---- GIVEN DATA

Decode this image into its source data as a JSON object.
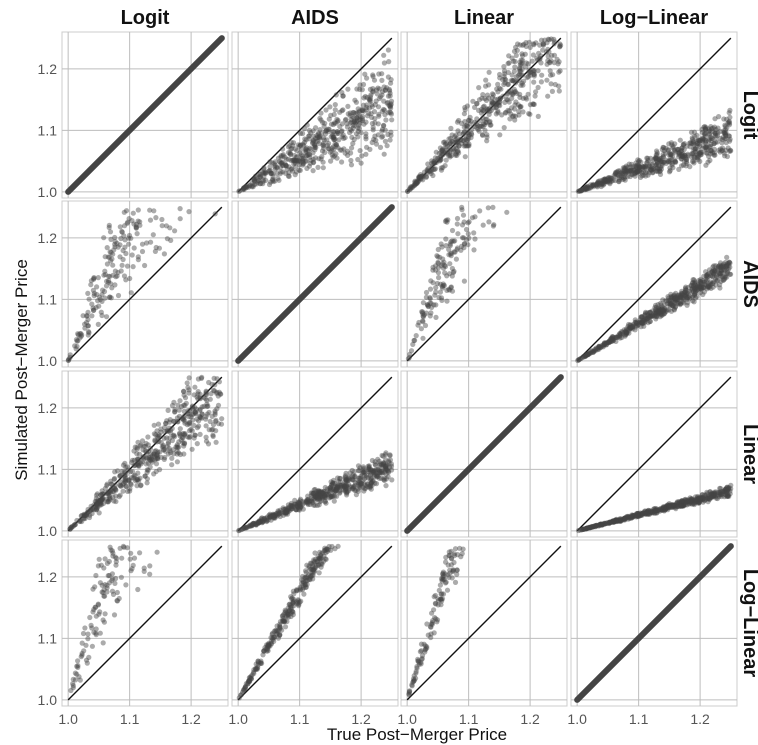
{
  "chart_data": {
    "type": "scatter",
    "columns": [
      "Logit",
      "AIDS",
      "Linear",
      "Log−Linear"
    ],
    "rows": [
      "Logit",
      "AIDS",
      "Linear",
      "Log−Linear"
    ],
    "xlabel": "True Post−Merger Price",
    "ylabel": "Simulated Post−Merger Price",
    "xlim": [
      0.99,
      1.26
    ],
    "ylim": [
      0.99,
      1.26
    ],
    "x_ticks": [
      "1.0",
      "1.1",
      "1.2"
    ],
    "y_ticks": [
      "1.0",
      "1.1",
      "1.2"
    ],
    "x_tick_values": [
      1.0,
      1.1,
      1.2
    ],
    "y_tick_values": [
      1.0,
      1.1,
      1.2
    ],
    "grid": true,
    "reference_line": "y = x",
    "point_color": "#444444",
    "panels": [
      {
        "row": "Logit",
        "col": "Logit",
        "pattern": "identity",
        "slope_low": 1.0,
        "slope_high": 1.0
      },
      {
        "row": "Logit",
        "col": "AIDS",
        "pattern": "below",
        "slope_low": 0.2,
        "slope_high": 1.0
      },
      {
        "row": "Logit",
        "col": "Linear",
        "pattern": "mixed",
        "slope_low": 0.55,
        "slope_high": 1.5
      },
      {
        "row": "Logit",
        "col": "Log−Linear",
        "pattern": "below",
        "slope_low": 0.2,
        "slope_high": 0.55
      },
      {
        "row": "AIDS",
        "col": "Logit",
        "pattern": "above",
        "slope_low": 0.95,
        "slope_high": 3.5
      },
      {
        "row": "AIDS",
        "col": "AIDS",
        "pattern": "identity",
        "slope_low": 1.0,
        "slope_high": 1.0
      },
      {
        "row": "AIDS",
        "col": "Linear",
        "pattern": "above",
        "slope_low": 1.3,
        "slope_high": 3.8
      },
      {
        "row": "AIDS",
        "col": "Log−Linear",
        "pattern": "below",
        "slope_low": 0.5,
        "slope_high": 0.72
      },
      {
        "row": "Linear",
        "col": "Logit",
        "pattern": "mixed",
        "slope_low": 0.55,
        "slope_high": 1.3
      },
      {
        "row": "Linear",
        "col": "AIDS",
        "pattern": "below",
        "slope_low": 0.3,
        "slope_high": 0.55
      },
      {
        "row": "Linear",
        "col": "Linear",
        "pattern": "identity",
        "slope_low": 1.0,
        "slope_high": 1.0
      },
      {
        "row": "Linear",
        "col": "Log−Linear",
        "pattern": "below",
        "slope_low": 0.22,
        "slope_high": 0.3
      },
      {
        "row": "Log−Linear",
        "col": "Logit",
        "pattern": "above",
        "slope_low": 1.5,
        "slope_high": 5.0
      },
      {
        "row": "Log−Linear",
        "col": "AIDS",
        "pattern": "above",
        "slope_low": 1.5,
        "slope_high": 2.0
      },
      {
        "row": "Log−Linear",
        "col": "Linear",
        "pattern": "above",
        "slope_low": 2.3,
        "slope_high": 4.0
      },
      {
        "row": "Log−Linear",
        "col": "Log−Linear",
        "pattern": "identity",
        "slope_low": 1.0,
        "slope_high": 1.0
      }
    ]
  }
}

--------

> **DIRECTIONS FOR THIS TASK**
Only lines holding the string "Price" are wanted; gather each one from the entries above.

> **REPLY**
    "xlabel": "True Post−Merger Price",
    "ylabel": "Simulated Post−Merger Price",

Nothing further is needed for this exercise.